[Layout coordinate data]
____________
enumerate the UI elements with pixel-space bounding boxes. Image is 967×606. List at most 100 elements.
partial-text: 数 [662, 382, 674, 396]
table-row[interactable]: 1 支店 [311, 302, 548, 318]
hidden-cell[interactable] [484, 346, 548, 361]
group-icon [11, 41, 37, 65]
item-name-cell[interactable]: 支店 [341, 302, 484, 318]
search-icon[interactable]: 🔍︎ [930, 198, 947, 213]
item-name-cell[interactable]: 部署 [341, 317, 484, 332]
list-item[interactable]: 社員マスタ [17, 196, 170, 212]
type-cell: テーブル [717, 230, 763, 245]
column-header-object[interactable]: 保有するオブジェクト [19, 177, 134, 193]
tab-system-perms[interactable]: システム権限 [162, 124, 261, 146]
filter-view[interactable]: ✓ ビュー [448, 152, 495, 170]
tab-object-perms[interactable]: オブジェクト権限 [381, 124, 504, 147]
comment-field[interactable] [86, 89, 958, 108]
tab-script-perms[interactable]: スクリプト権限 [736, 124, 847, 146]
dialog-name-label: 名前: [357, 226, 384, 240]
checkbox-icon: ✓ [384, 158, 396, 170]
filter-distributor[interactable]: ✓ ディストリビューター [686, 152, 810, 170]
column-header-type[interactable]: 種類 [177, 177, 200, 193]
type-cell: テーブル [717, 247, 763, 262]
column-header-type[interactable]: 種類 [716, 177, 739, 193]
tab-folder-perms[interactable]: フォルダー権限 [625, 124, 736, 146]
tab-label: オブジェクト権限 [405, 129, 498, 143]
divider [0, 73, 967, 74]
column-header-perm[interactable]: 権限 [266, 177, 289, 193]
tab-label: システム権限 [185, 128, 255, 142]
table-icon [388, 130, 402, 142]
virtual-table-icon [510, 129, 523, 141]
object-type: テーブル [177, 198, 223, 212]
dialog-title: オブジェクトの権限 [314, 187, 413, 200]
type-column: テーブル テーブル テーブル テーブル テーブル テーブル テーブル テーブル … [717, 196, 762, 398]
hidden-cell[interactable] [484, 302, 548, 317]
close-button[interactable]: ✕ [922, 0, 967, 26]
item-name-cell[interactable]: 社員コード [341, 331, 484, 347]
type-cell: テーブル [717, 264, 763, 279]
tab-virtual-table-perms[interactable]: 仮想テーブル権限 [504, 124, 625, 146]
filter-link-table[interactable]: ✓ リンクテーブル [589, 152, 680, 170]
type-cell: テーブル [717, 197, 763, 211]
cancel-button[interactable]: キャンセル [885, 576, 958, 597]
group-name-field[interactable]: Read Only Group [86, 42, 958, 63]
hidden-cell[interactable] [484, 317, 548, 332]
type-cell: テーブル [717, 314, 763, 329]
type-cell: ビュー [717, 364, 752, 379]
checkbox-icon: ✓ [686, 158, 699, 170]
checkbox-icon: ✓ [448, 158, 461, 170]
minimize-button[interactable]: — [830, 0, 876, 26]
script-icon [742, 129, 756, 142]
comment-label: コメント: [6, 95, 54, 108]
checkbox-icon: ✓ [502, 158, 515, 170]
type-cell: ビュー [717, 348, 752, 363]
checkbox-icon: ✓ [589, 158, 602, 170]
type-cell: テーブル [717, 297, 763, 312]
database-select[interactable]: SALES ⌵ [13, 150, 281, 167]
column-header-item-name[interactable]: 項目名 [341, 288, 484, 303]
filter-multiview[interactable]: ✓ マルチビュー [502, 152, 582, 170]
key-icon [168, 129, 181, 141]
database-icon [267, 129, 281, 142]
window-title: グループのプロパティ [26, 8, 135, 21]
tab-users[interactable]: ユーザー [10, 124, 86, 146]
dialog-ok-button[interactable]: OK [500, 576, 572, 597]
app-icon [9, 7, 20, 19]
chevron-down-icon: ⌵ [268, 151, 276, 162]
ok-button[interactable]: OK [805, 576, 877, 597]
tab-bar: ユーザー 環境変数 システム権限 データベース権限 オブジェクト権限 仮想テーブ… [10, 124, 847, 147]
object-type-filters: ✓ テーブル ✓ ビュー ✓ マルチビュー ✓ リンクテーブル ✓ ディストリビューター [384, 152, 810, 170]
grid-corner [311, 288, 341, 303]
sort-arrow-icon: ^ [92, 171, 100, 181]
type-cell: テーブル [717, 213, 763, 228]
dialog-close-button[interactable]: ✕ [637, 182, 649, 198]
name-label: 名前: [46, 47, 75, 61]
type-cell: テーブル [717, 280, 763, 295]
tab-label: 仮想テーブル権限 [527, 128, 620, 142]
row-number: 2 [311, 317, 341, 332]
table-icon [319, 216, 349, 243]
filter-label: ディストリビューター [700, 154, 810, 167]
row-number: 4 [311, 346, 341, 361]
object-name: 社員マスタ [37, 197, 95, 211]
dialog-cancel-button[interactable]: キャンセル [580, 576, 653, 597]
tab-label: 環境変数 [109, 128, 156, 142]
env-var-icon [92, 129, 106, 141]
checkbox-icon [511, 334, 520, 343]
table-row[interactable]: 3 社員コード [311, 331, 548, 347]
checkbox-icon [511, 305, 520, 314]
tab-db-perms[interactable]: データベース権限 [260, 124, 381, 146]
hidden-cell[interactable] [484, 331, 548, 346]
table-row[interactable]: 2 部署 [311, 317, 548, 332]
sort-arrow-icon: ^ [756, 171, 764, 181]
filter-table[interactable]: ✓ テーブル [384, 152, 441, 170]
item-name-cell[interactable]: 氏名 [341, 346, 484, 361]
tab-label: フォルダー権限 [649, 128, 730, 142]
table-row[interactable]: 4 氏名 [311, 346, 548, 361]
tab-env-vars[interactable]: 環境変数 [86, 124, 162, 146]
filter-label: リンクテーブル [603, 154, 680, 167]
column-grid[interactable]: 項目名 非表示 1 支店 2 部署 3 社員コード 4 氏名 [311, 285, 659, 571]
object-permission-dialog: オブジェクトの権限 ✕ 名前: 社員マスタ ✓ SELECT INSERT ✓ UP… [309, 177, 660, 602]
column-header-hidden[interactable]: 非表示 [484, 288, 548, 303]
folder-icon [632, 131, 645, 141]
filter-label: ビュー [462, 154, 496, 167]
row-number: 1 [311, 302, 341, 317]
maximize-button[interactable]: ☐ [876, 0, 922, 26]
____________
**Stated exercise:**
Reproduce every entry above word for word.

**Complete response:**
enumerate the UI elements with pixel-space bounding boxes. Image is 967×606. List at most 100 elements.
partial-text: 数 [662, 382, 674, 396]
table-row[interactable]: 1 支店 [311, 302, 548, 318]
hidden-cell[interactable] [484, 346, 548, 361]
group-icon [11, 41, 37, 65]
item-name-cell[interactable]: 支店 [341, 302, 484, 318]
search-icon[interactable]: 🔍︎ [930, 198, 947, 213]
item-name-cell[interactable]: 部署 [341, 317, 484, 332]
list-item[interactable]: 社員マスタ [17, 196, 170, 212]
type-cell: テーブル [717, 230, 763, 245]
column-header-object[interactable]: 保有するオブジェクト [19, 177, 134, 193]
tab-system-perms[interactable]: システム権限 [162, 124, 261, 146]
filter-view[interactable]: ✓ ビュー [448, 152, 495, 170]
tab-object-perms[interactable]: オブジェクト権限 [381, 124, 504, 147]
comment-field[interactable] [86, 89, 958, 108]
tab-script-perms[interactable]: スクリプト権限 [736, 124, 847, 146]
dialog-name-label: 名前: [357, 226, 384, 240]
checkbox-icon: ✓ [384, 158, 396, 170]
filter-distributor[interactable]: ✓ ディストリビューター [686, 152, 810, 170]
column-header-type[interactable]: 種類 [177, 177, 200, 193]
type-cell: テーブル [717, 247, 763, 262]
column-header-type[interactable]: 種類 [716, 177, 739, 193]
tab-folder-perms[interactable]: フォルダー権限 [625, 124, 736, 146]
tab-label: オブジェクト権限 [405, 129, 498, 143]
divider [0, 73, 967, 74]
column-header-perm[interactable]: 権限 [266, 177, 289, 193]
tab-label: システム権限 [185, 128, 255, 142]
table-icon [388, 130, 402, 142]
virtual-table-icon [510, 129, 523, 141]
object-type: テーブル [177, 198, 223, 212]
dialog-title: オブジェクトの権限 [314, 187, 413, 200]
type-column: テーブル テーブル テーブル テーブル テーブル テーブル テーブル テーブル … [717, 196, 762, 398]
hidden-cell[interactable] [484, 302, 548, 317]
close-button[interactable]: ✕ [922, 0, 967, 26]
item-name-cell[interactable]: 社員コード [341, 331, 484, 347]
type-cell: テーブル [717, 264, 763, 279]
tab-virtual-table-perms[interactable]: 仮想テーブル権限 [504, 124, 625, 146]
filter-link-table[interactable]: ✓ リンクテーブル [589, 152, 680, 170]
type-cell: テーブル [717, 197, 763, 211]
cancel-button[interactable]: キャンセル [885, 576, 958, 597]
group-name-field[interactable]: Read Only Group [86, 42, 958, 63]
hidden-cell[interactable] [484, 317, 548, 332]
type-cell: テーブル [717, 314, 763, 329]
type-cell: ビュー [717, 364, 752, 379]
checkbox-icon: ✓ [686, 158, 699, 170]
checkbox-icon: ✓ [448, 158, 461, 170]
minimize-button[interactable]: — [830, 0, 876, 26]
script-icon [742, 129, 756, 142]
comment-label: コメント: [6, 95, 54, 108]
checkbox-icon: ✓ [502, 158, 515, 170]
type-cell: ビュー [717, 348, 752, 363]
checkbox-icon: ✓ [589, 158, 602, 170]
type-cell: テーブル [717, 297, 763, 312]
database-select[interactable]: SALES ⌵ [13, 150, 281, 167]
column-header-item-name[interactable]: 項目名 [341, 288, 484, 303]
filter-multiview[interactable]: ✓ マルチビュー [502, 152, 582, 170]
key-icon [168, 129, 181, 141]
database-icon [267, 129, 281, 142]
window-title: グループのプロパティ [26, 8, 135, 21]
tab-users[interactable]: ユーザー [10, 124, 86, 146]
dialog-ok-button[interactable]: OK [500, 576, 572, 597]
app-icon [9, 7, 20, 19]
chevron-down-icon: ⌵ [268, 151, 276, 162]
ok-button[interactable]: OK [805, 576, 877, 597]
tab-bar: ユーザー 環境変数 システム権限 データベース権限 オブジェクト権限 仮想テーブ… [10, 124, 847, 147]
object-type-filters: ✓ テーブル ✓ ビュー ✓ マルチビュー ✓ リンクテーブル ✓ ディストリビューター [384, 152, 810, 170]
grid-corner [311, 288, 341, 303]
sort-arrow-icon: ^ [92, 171, 100, 181]
type-cell: テーブル [717, 213, 763, 228]
dialog-close-button[interactable]: ✕ [637, 182, 649, 198]
name-label: 名前: [46, 47, 75, 61]
type-cell: テーブル [717, 280, 763, 295]
tab-label: 仮想テーブル権限 [527, 128, 620, 142]
row-number: 2 [311, 317, 341, 332]
table-icon [319, 216, 349, 243]
filter-label: ディストリビューター [700, 154, 810, 167]
row-number: 4 [311, 346, 341, 361]
object-name: 社員マスタ [37, 197, 95, 211]
dialog-cancel-button[interactable]: キャンセル [580, 576, 653, 597]
tab-label: 環境変数 [109, 128, 156, 142]
env-var-icon [92, 129, 106, 141]
checkbox-icon [511, 334, 520, 343]
table-row[interactable]: 3 社員コード [311, 331, 548, 347]
checkbox-icon [511, 305, 520, 314]
tab-db-perms[interactable]: データベース権限 [260, 124, 381, 146]
hidden-cell[interactable] [484, 331, 548, 346]
table-row[interactable]: 2 部署 [311, 317, 548, 332]
sort-arrow-icon: ^ [756, 171, 764, 181]
filter-table[interactable]: ✓ テーブル [384, 152, 441, 170]
item-name-cell[interactable]: 氏名 [341, 346, 484, 361]
tab-label: フォルダー権限 [649, 128, 730, 142]
table-row[interactable]: 4 氏名 [311, 346, 548, 361]
tab-env-vars[interactable]: 環境変数 [86, 124, 162, 146]
filter-label: リンクテーブル [603, 154, 680, 167]
column-grid[interactable]: 項目名 非表示 1 支店 2 部署 3 社員コード 4 氏名 [311, 285, 659, 571]
object-permission-dialog: オブジェクトの権限 ✕ 名前: 社員マスタ ✓ SELECT INSERT ✓ UP… [309, 177, 660, 602]
column-header-hidden[interactable]: 非表示 [484, 288, 548, 303]
folder-icon [632, 131, 645, 141]
filter-label: ビュー [462, 154, 496, 167]
row-number: 1 [311, 302, 341, 317]
maximize-button[interactable]: ☐ [876, 0, 922, 26]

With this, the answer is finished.